### Challenge:
Restate every entry word for word.
------------------------------------------------------------------------
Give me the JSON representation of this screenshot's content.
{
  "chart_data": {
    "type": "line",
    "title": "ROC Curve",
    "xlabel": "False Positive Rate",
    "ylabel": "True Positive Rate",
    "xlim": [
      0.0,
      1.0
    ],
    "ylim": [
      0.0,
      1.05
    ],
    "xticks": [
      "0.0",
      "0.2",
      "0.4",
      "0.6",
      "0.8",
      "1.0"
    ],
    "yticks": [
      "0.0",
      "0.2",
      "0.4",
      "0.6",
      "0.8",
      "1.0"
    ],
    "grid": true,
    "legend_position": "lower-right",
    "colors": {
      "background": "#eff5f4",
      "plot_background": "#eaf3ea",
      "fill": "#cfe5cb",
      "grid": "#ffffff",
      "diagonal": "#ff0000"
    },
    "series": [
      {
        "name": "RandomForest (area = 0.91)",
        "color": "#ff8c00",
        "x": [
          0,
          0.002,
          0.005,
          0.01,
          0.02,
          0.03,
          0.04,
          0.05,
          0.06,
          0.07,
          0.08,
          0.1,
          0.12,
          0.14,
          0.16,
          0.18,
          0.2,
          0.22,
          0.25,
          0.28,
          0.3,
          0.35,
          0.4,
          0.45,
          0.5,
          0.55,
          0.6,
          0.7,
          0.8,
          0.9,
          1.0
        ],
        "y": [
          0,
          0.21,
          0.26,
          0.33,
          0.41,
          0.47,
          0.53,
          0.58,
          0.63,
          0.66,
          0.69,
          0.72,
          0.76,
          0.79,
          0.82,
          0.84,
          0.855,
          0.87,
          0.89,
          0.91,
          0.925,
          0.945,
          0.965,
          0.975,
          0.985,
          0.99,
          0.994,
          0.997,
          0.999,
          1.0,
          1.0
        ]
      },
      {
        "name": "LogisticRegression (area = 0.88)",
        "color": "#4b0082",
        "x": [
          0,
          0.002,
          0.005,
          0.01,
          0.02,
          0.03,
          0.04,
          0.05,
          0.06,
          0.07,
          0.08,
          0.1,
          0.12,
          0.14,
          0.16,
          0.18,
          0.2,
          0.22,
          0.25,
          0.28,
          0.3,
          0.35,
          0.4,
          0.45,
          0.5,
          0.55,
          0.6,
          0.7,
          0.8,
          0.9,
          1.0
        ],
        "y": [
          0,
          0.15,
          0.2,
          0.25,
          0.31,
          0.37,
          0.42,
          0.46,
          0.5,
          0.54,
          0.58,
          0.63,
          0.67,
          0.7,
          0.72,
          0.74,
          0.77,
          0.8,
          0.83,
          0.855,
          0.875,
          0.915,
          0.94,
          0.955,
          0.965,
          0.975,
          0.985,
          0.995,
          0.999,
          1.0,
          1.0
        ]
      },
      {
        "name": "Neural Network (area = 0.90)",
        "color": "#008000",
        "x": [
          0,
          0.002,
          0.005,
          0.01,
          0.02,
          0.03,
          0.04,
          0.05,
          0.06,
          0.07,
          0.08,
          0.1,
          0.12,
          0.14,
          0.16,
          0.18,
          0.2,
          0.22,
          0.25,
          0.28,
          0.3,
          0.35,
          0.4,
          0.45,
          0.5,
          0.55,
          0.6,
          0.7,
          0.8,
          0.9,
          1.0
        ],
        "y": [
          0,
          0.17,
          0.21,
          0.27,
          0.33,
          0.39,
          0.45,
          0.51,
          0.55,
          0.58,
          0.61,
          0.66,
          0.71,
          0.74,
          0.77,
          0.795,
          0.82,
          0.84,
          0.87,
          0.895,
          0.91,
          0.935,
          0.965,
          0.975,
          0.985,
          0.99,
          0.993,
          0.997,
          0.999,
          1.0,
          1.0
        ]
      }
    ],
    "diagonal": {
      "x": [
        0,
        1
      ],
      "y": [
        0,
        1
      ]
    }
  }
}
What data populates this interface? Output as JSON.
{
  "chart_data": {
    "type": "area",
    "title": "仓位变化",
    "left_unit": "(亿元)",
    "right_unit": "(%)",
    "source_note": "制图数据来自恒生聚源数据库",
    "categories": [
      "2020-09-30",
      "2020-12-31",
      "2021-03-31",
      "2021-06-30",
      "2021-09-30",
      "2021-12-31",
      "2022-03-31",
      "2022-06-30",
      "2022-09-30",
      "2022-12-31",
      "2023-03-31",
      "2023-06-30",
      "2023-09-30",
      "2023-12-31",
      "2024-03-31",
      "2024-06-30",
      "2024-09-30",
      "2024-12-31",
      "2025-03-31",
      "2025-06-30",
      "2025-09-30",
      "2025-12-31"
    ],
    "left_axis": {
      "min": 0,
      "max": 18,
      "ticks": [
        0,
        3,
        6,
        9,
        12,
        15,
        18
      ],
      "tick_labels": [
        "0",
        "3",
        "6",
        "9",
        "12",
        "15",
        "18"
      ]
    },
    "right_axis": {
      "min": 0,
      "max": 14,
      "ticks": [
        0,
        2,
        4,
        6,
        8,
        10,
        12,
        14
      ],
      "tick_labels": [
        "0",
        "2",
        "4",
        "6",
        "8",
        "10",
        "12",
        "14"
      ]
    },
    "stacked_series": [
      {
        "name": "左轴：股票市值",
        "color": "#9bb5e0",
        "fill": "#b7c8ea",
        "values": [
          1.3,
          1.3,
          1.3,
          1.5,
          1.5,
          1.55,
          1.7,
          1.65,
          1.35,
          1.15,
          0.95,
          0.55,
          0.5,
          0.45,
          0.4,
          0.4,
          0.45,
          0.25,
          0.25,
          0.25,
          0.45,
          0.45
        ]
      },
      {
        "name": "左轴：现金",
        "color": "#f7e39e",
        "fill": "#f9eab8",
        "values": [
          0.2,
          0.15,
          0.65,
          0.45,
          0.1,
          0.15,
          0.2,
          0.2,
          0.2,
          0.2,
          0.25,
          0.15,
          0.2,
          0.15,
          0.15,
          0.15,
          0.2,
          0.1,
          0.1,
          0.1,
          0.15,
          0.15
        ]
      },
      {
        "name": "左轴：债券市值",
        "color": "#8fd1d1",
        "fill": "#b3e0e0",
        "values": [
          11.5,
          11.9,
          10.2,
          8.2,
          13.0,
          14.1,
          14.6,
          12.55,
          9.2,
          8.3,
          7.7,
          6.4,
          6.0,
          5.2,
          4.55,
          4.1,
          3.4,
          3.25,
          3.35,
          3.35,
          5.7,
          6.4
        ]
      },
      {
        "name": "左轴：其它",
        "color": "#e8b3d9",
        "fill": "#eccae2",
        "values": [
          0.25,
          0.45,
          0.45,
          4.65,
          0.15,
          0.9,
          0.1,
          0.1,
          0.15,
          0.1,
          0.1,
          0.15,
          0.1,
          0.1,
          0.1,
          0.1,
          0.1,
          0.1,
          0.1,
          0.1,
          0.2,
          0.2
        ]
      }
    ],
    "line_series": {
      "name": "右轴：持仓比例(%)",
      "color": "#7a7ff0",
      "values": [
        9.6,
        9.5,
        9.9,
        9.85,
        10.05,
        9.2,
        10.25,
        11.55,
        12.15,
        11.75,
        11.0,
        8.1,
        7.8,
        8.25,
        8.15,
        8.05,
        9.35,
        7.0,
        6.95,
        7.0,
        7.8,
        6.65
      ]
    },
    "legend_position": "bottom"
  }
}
------------------------------------------------------------------------
### Written reply:
Give me the JSON representation of this screenshot's content.
{
  "chart_data": {
    "type": "line",
    "title": "ROC Curve",
    "xlabel": "False Positive Rate",
    "ylabel": "True Positive Rate",
    "xlim": [
      0.0,
      1.0
    ],
    "ylim": [
      0.0,
      1.05
    ],
    "xticks": [
      "0.0",
      "0.2",
      "0.4",
      "0.6",
      "0.8",
      "1.0"
    ],
    "yticks": [
      "0.0",
      "0.2",
      "0.4",
      "0.6",
      "0.8",
      "1.0"
    ],
    "grid": true,
    "legend_position": "lower-right",
    "colors": {
      "background": "#eff5f4",
      "plot_background": "#eaf3ea",
      "fill": "#cfe5cb",
      "grid": "#ffffff",
      "diagonal": "#ff0000"
    },
    "series": [
      {
        "name": "RandomForest (area = 0.91)",
        "color": "#ff8c00",
        "x": [
          0,
          0.002,
          0.005,
          0.01,
          0.02,
          0.03,
          0.04,
          0.05,
          0.06,
          0.07,
          0.08,
          0.1,
          0.12,
          0.14,
          0.16,
          0.18,
          0.2,
          0.22,
          0.25,
          0.28,
          0.3,
          0.35,
          0.4,
          0.45,
          0.5,
          0.55,
          0.6,
          0.7,
          0.8,
          0.9,
          1.0
        ],
        "y": [
          0,
          0.21,
          0.26,
          0.33,
          0.41,
          0.47,
          0.53,
          0.58,
          0.63,
          0.66,
          0.69,
          0.72,
          0.76,
          0.79,
          0.82,
          0.84,
          0.855,
          0.87,
          0.89,
          0.91,
          0.925,
          0.945,
          0.965,
          0.975,
          0.985,
          0.99,
          0.994,
          0.997,
          0.999,
          1.0,
          1.0
        ]
      },
      {
        "name": "LogisticRegression (area = 0.88)",
        "color": "#4b0082",
        "x": [
          0,
          0.002,
          0.005,
          0.01,
          0.02,
          0.03,
          0.04,
          0.05,
          0.06,
          0.07,
          0.08,
          0.1,
          0.12,
          0.14,
          0.16,
          0.18,
          0.2,
          0.22,
          0.25,
          0.28,
          0.3,
          0.35,
          0.4,
          0.45,
          0.5,
          0.55,
          0.6,
          0.7,
          0.8,
          0.9,
          1.0
        ],
        "y": [
          0,
          0.15,
          0.2,
          0.25,
          0.31,
          0.37,
          0.42,
          0.46,
          0.5,
          0.54,
          0.58,
          0.63,
          0.67,
          0.7,
          0.72,
          0.74,
          0.77,
          0.8,
          0.83,
          0.855,
          0.875,
          0.915,
          0.94,
          0.955,
          0.965,
          0.975,
          0.985,
          0.995,
          0.999,
          1.0,
          1.0
        ]
      },
      {
        "name": "Neural Network (area = 0.90)",
        "color": "#008000",
        "x": [
          0,
          0.002,
          0.005,
          0.01,
          0.02,
          0.03,
          0.04,
          0.05,
          0.06,
          0.07,
          0.08,
          0.1,
          0.12,
          0.14,
          0.16,
          0.18,
          0.2,
          0.22,
          0.25,
          0.28,
          0.3,
          0.35,
          0.4,
          0.45,
          0.5,
          0.55,
          0.6,
          0.7,
          0.8,
          0.9,
          1.0
        ],
        "y": [
          0,
          0.17,
          0.21,
          0.27,
          0.33,
          0.39,
          0.45,
          0.51,
          0.55,
          0.58,
          0.61,
          0.66,
          0.71,
          0.74,
          0.77,
          0.795,
          0.82,
          0.84,
          0.87,
          0.895,
          0.91,
          0.935,
          0.965,
          0.975,
          0.985,
          0.99,
          0.993,
          0.997,
          0.999,
          1.0,
          1.0
        ]
      }
    ],
    "diagonal": {
      "x": [
        0,
        1
      ],
      "y": [
        0,
        1
      ]
    }
  }
}
What data populates this interface? Output as JSON.
{
  "chart_data": {
    "type": "area",
    "title": "仓位变化",
    "left_unit": "(亿元)",
    "right_unit": "(%)",
    "source_note": "制图数据来自恒生聚源数据库",
    "categories": [
      "2020-09-30",
      "2020-12-31",
      "2021-03-31",
      "2021-06-30",
      "2021-09-30",
      "2021-12-31",
      "2022-03-31",
      "2022-06-30",
      "2022-09-30",
      "2022-12-31",
      "2023-03-31",
      "2023-06-30",
      "2023-09-30",
      "2023-12-31",
      "2024-03-31",
      "2024-06-30",
      "2024-09-30",
      "2024-12-31",
      "2025-03-31",
      "2025-06-30",
      "2025-09-30",
      "2025-12-31"
    ],
    "left_axis": {
      "min": 0,
      "max": 18,
      "ticks": [
        0,
        3,
        6,
        9,
        12,
        15,
        18
      ],
      "tick_labels": [
        "0",
        "3",
        "6",
        "9",
        "12",
        "15",
        "18"
      ]
    },
    "right_axis": {
      "min": 0,
      "max": 14,
      "ticks": [
        0,
        2,
        4,
        6,
        8,
        10,
        12,
        14
      ],
      "tick_labels": [
        "0",
        "2",
        "4",
        "6",
        "8",
        "10",
        "12",
        "14"
      ]
    },
    "stacked_series": [
      {
        "name": "左轴：股票市值",
        "color": "#9bb5e0",
        "fill": "#b7c8ea",
        "values": [
          1.3,
          1.3,
          1.3,
          1.5,
          1.5,
          1.55,
          1.7,
          1.65,
          1.35,
          1.15,
          0.95,
          0.55,
          0.5,
          0.45,
          0.4,
          0.4,
          0.45,
          0.25,
          0.25,
          0.25,
          0.45,
          0.45
        ]
      },
      {
        "name": "左轴：现金",
        "color": "#f7e39e",
        "fill": "#f9eab8",
        "values": [
          0.2,
          0.15,
          0.65,
          0.45,
          0.1,
          0.15,
          0.2,
          0.2,
          0.2,
          0.2,
          0.25,
          0.15,
          0.2,
          0.15,
          0.15,
          0.15,
          0.2,
          0.1,
          0.1,
          0.1,
          0.15,
          0.15
        ]
      },
      {
        "name": "左轴：债券市值",
        "color": "#8fd1d1",
        "fill": "#b3e0e0",
        "values": [
          11.5,
          11.9,
          10.2,
          8.2,
          13.0,
          14.1,
          14.6,
          12.55,
          9.2,
          8.3,
          7.7,
          6.4,
          6.0,
          5.2,
          4.55,
          4.1,
          3.4,
          3.25,
          3.35,
          3.35,
          5.7,
          6.4
        ]
      },
      {
        "name": "左轴：其它",
        "color": "#e8b3d9",
        "fill": "#eccae2",
        "values": [
          0.25,
          0.45,
          0.45,
          4.65,
          0.15,
          0.9,
          0.1,
          0.1,
          0.15,
          0.1,
          0.1,
          0.15,
          0.1,
          0.1,
          0.1,
          0.1,
          0.1,
          0.1,
          0.1,
          0.1,
          0.2,
          0.2
        ]
      }
    ],
    "line_series": {
      "name": "右轴：持仓比例(%)",
      "color": "#7a7ff0",
      "values": [
        9.6,
        9.5,
        9.9,
        9.85,
        10.05,
        9.2,
        10.25,
        11.55,
        12.15,
        11.75,
        11.0,
        8.1,
        7.8,
        8.25,
        8.15,
        8.05,
        9.35,
        7.0,
        6.95,
        7.0,
        7.8,
        6.65
      ]
    },
    "legend_position": "bottom"
  }
}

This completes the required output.